Start of SOURCE DATA

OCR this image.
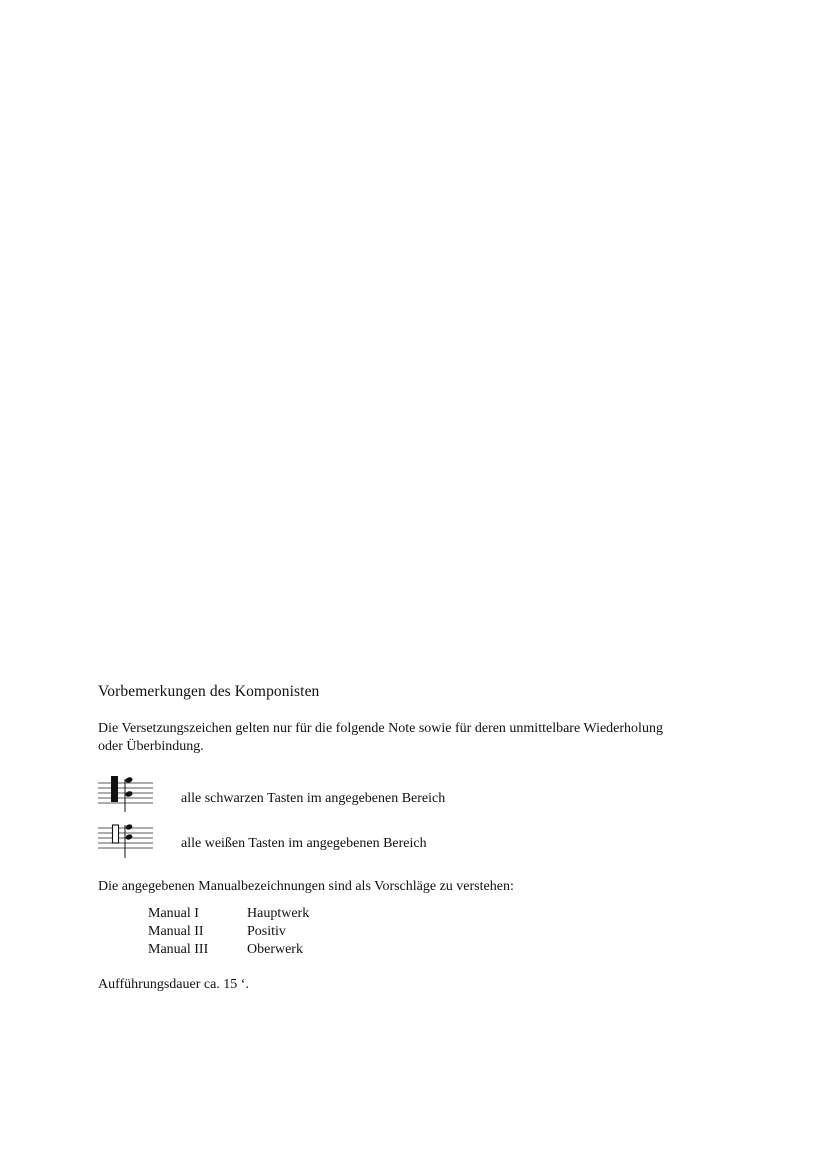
Vorbemerkungen des Komponisten
Die Versetzungszeichen gelten nur für die folgende Note sowie für deren unmittelbare Wiederholung
oder Überbindung.
alle schwarzen Tasten im angegebenen Bereich
alle weißen Tasten im angegebenen Bereich
Die angegebenen Manualbezeichnungen sind als Vorschläge zu verstehen:
Manual I	Hauptwerk
Manual II	Positiv
Manual III	Oberwerk
Aufführungsdauer ca. 15 ‘.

End of SOURCE DATA

(DIRECTION) Repeat all of the data above word for word, minus the pictures.

(WRITTEN SOLUTION)
OCR this image.
Vorbemerkungen des Komponisten
Die Versetzungszeichen gelten nur für die folgende Note sowie für deren unmittelbare Wiederholung
oder Überbindung.
alle schwarzen Tasten im angegebenen Bereich
alle weißen Tasten im angegebenen Bereich
Die angegebenen Manualbezeichnungen sind als Vorschläge zu verstehen:
Manual I	Hauptwerk
Manual II	Positiv
Manual III	Oberwerk
Aufführungsdauer ca. 15 ‘.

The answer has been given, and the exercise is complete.